● **Provided data**:
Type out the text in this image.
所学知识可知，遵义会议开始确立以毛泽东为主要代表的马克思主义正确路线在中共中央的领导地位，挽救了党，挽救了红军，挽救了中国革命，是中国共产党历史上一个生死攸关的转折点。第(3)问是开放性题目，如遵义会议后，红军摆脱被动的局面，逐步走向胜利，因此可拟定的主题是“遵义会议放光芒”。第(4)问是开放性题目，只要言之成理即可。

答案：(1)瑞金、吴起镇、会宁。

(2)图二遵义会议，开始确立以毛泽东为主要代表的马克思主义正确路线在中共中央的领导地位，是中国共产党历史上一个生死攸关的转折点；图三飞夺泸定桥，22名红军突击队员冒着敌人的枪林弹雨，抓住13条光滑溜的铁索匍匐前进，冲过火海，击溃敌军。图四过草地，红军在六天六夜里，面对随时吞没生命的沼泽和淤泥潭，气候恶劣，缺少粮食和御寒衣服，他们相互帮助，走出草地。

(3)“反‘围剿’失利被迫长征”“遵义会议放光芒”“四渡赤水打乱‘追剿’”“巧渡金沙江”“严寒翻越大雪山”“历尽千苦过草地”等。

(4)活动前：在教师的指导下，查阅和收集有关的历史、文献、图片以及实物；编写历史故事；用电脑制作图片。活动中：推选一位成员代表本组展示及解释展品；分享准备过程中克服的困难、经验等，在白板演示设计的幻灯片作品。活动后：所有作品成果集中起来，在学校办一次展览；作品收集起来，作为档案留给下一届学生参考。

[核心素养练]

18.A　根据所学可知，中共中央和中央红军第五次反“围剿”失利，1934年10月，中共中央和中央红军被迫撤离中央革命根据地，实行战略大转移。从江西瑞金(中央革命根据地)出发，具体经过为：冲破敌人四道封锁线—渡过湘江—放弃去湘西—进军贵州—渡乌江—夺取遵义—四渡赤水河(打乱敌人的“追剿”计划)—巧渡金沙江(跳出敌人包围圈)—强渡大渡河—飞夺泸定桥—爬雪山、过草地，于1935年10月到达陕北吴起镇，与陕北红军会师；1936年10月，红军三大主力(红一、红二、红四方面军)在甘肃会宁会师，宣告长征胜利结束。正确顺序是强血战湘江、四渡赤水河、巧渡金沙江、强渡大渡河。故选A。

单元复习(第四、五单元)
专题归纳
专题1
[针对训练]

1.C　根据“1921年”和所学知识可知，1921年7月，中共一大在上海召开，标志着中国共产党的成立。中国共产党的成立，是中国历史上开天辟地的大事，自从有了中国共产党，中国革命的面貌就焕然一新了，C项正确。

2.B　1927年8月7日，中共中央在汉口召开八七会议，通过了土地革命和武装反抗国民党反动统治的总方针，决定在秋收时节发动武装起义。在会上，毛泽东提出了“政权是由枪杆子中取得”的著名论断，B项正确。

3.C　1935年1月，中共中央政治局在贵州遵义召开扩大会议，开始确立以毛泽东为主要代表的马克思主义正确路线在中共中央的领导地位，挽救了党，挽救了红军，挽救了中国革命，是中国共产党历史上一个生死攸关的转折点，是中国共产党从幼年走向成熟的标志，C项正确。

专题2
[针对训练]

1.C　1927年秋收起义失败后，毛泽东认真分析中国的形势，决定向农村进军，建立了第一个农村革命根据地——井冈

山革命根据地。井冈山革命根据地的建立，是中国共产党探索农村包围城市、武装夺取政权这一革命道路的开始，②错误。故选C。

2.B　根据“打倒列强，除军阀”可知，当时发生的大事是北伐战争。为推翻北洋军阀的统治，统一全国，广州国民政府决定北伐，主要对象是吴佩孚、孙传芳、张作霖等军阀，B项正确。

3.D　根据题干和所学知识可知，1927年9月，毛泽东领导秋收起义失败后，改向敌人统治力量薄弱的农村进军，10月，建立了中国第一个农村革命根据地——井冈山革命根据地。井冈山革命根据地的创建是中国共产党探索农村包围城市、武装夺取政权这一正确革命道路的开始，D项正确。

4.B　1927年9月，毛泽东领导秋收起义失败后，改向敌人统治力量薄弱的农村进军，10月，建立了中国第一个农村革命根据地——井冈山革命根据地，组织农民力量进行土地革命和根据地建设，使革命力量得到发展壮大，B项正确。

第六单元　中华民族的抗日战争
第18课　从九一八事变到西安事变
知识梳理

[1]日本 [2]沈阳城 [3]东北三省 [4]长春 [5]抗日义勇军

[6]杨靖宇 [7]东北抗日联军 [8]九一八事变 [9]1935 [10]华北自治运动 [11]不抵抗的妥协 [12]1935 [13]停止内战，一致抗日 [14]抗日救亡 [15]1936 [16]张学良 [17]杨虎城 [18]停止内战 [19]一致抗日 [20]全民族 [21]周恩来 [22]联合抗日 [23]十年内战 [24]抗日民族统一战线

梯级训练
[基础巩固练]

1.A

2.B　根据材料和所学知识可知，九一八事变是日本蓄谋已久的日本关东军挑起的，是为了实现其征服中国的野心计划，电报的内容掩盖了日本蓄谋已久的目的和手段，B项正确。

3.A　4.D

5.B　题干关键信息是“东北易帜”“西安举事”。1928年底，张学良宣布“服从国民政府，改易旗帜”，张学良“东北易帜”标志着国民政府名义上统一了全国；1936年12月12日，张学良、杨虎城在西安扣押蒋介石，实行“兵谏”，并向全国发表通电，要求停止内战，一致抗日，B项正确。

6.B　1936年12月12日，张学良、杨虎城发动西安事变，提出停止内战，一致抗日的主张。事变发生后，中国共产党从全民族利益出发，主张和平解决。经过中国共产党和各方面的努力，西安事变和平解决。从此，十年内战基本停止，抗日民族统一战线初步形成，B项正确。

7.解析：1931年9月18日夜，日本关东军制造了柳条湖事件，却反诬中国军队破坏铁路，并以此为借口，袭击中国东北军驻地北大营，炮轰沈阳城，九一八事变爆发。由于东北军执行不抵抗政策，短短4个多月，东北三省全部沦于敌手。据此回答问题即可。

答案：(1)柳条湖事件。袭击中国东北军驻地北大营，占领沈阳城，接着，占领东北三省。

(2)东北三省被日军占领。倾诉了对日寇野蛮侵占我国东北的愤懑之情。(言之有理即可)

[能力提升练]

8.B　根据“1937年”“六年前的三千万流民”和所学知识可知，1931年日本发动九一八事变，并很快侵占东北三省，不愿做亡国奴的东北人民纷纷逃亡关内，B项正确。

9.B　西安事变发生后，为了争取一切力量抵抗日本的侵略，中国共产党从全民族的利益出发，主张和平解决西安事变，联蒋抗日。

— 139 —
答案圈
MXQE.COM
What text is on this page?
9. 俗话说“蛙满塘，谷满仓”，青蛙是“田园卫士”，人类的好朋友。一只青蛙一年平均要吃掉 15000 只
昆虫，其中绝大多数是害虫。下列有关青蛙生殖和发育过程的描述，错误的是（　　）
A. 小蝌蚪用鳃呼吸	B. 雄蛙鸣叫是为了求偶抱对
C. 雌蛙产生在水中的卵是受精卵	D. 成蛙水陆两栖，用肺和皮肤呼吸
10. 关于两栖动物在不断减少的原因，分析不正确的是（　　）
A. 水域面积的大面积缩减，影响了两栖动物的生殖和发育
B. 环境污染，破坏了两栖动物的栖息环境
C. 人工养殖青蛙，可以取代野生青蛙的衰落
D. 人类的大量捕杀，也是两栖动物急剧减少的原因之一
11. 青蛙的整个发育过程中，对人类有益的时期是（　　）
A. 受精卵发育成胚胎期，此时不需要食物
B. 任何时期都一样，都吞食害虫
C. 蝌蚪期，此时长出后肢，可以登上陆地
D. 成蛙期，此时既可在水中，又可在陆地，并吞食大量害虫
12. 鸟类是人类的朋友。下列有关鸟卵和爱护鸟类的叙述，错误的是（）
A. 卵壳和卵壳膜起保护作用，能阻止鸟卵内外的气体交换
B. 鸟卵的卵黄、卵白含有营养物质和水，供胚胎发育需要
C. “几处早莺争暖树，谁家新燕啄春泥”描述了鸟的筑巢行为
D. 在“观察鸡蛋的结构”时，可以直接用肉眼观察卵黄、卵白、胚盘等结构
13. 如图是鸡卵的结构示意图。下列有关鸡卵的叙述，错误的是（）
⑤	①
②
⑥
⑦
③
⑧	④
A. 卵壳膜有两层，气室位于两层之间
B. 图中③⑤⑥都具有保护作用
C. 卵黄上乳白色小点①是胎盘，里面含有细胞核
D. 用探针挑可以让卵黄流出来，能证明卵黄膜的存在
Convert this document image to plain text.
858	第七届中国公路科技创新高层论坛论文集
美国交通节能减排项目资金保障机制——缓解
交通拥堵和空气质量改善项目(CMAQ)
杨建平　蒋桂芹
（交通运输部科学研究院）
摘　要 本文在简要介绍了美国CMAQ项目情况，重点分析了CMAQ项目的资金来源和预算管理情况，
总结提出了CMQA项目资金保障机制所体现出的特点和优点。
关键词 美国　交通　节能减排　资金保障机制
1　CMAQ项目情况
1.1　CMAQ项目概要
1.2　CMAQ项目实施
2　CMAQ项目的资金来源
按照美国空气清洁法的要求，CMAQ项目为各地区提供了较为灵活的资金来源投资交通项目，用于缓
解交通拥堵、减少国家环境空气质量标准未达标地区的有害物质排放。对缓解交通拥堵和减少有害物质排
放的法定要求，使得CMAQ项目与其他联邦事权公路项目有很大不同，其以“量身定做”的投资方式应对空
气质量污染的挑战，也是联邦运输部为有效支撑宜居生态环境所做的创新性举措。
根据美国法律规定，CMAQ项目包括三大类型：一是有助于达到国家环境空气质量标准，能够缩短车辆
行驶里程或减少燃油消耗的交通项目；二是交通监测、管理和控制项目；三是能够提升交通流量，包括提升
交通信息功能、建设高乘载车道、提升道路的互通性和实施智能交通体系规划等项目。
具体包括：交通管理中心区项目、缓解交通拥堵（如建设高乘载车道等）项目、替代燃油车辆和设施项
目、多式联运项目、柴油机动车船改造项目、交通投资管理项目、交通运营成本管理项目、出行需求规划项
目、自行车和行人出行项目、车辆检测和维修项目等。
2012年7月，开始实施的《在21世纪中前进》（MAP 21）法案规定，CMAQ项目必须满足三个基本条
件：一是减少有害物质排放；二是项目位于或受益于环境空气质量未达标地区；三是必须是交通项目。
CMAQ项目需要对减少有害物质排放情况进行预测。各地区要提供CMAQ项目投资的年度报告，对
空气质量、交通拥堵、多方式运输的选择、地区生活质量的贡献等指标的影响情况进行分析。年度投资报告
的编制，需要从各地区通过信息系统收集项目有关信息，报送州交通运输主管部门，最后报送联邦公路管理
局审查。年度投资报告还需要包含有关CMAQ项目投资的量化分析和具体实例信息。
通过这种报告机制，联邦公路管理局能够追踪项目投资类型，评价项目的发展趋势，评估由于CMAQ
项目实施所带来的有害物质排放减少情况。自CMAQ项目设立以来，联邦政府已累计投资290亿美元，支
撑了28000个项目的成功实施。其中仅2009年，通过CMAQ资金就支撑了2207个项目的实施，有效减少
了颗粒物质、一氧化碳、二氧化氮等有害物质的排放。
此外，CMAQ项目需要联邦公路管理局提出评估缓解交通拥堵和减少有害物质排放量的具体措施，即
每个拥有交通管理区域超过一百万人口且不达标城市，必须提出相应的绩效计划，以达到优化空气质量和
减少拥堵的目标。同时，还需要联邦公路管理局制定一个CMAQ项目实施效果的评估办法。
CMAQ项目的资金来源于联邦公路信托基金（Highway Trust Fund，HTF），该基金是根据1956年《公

● **Directive**: For the data above, state how many lines contain "挽救了党"; the number is the whole answer.

● **Solution to this problem**: 2